=== RECORDS PROVIDED ===

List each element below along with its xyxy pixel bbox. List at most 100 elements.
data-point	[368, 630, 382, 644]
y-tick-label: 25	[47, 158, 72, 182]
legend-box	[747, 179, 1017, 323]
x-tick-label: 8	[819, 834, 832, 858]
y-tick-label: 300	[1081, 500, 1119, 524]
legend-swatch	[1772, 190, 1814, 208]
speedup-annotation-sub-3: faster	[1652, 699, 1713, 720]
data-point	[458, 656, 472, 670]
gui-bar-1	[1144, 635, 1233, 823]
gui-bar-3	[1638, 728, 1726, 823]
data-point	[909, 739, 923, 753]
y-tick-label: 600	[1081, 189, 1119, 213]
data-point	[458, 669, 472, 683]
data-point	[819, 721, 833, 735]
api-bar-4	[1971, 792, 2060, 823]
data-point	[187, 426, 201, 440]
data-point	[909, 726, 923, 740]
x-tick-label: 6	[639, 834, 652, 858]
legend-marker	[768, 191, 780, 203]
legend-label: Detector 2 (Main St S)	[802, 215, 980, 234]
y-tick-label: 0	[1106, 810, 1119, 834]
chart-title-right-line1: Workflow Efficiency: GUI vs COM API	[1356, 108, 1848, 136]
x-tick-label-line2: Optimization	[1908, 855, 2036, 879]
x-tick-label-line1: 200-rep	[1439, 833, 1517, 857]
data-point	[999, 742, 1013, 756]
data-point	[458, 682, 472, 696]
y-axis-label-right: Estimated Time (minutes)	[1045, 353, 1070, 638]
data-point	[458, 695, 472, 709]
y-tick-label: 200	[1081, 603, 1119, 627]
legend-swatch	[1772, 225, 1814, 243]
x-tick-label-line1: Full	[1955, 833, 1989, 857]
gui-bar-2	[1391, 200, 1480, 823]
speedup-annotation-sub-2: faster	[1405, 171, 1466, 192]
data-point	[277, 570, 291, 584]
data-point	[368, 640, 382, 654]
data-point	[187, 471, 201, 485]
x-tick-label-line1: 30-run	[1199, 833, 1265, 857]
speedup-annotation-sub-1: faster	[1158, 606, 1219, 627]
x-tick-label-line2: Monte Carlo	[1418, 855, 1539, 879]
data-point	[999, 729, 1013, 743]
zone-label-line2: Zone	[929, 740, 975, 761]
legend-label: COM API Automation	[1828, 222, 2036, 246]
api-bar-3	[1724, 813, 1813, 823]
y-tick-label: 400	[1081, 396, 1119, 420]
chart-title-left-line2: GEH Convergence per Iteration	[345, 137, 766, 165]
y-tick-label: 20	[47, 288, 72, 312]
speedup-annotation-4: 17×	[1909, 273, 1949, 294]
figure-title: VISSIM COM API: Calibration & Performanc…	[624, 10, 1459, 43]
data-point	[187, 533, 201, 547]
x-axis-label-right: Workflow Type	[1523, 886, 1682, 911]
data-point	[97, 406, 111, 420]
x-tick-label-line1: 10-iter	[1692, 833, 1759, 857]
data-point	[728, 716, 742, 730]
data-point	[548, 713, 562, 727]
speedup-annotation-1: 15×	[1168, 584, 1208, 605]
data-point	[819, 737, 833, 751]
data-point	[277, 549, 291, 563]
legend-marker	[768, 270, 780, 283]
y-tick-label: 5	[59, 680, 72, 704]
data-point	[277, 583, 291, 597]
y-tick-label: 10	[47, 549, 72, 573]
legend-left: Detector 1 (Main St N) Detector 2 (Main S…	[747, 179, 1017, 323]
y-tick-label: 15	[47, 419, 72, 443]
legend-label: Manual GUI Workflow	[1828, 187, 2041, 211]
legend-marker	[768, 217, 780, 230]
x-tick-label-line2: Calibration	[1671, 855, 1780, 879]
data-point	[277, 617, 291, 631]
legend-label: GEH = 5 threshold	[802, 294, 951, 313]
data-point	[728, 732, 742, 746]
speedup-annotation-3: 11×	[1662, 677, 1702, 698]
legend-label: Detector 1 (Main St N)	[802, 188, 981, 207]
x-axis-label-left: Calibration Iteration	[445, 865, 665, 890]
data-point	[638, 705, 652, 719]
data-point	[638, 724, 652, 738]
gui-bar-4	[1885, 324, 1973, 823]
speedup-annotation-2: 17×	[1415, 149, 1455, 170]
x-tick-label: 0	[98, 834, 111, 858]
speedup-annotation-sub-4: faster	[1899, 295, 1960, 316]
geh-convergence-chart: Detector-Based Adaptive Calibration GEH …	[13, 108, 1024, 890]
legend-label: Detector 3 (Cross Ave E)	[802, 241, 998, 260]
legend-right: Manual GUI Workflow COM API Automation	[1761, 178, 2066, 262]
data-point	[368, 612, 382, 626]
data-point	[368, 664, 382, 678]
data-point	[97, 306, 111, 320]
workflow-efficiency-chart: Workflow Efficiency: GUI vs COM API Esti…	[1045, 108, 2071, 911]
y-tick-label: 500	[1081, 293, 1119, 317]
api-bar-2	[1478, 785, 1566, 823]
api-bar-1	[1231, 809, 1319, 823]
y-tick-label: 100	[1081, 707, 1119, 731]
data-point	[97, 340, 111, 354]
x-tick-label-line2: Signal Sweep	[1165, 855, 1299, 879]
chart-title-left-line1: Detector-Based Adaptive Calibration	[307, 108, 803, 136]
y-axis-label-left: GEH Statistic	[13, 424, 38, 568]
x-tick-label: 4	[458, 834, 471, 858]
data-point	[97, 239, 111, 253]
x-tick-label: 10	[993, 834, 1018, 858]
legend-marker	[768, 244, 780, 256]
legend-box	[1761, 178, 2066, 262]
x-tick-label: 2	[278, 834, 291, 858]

===

:: REQUIREMENTS ::
Reproduce the data word for word, starting at its first line and stopping after the line that contains "200, 1480, 823]".

:: FULL OUTPUT ::
List each element below along with its xyxy pixel bbox. List at most 100 elements.
data-point	[368, 630, 382, 644]
y-tick-label: 25	[47, 158, 72, 182]
legend-box	[747, 179, 1017, 323]
x-tick-label: 8	[819, 834, 832, 858]
y-tick-label: 300	[1081, 500, 1119, 524]
legend-swatch	[1772, 190, 1814, 208]
speedup-annotation-sub-3: faster	[1652, 699, 1713, 720]
data-point	[458, 656, 472, 670]
gui-bar-1	[1144, 635, 1233, 823]
gui-bar-3	[1638, 728, 1726, 823]
data-point	[909, 739, 923, 753]
y-tick-label: 600	[1081, 189, 1119, 213]
data-point	[458, 669, 472, 683]
data-point	[819, 721, 833, 735]
api-bar-4	[1971, 792, 2060, 823]
data-point	[187, 426, 201, 440]
data-point	[909, 726, 923, 740]
x-tick-label: 6	[639, 834, 652, 858]
legend-marker	[768, 191, 780, 203]
legend-label: Detector 2 (Main St S)	[802, 215, 980, 234]
y-tick-label: 0	[1106, 810, 1119, 834]
chart-title-right-line1: Workflow Efficiency: GUI vs COM API	[1356, 108, 1848, 136]
x-tick-label-line2: Optimization	[1908, 855, 2036, 879]
x-tick-label-line1: 200-rep	[1439, 833, 1517, 857]
data-point	[999, 742, 1013, 756]
data-point	[458, 682, 472, 696]
y-axis-label-right: Estimated Time (minutes)	[1045, 353, 1070, 638]
data-point	[458, 695, 472, 709]
y-tick-label: 200	[1081, 603, 1119, 627]
legend-swatch	[1772, 225, 1814, 243]
x-tick-label-line1: Full	[1955, 833, 1989, 857]
gui-bar-2	[1391, 200, 1480, 823]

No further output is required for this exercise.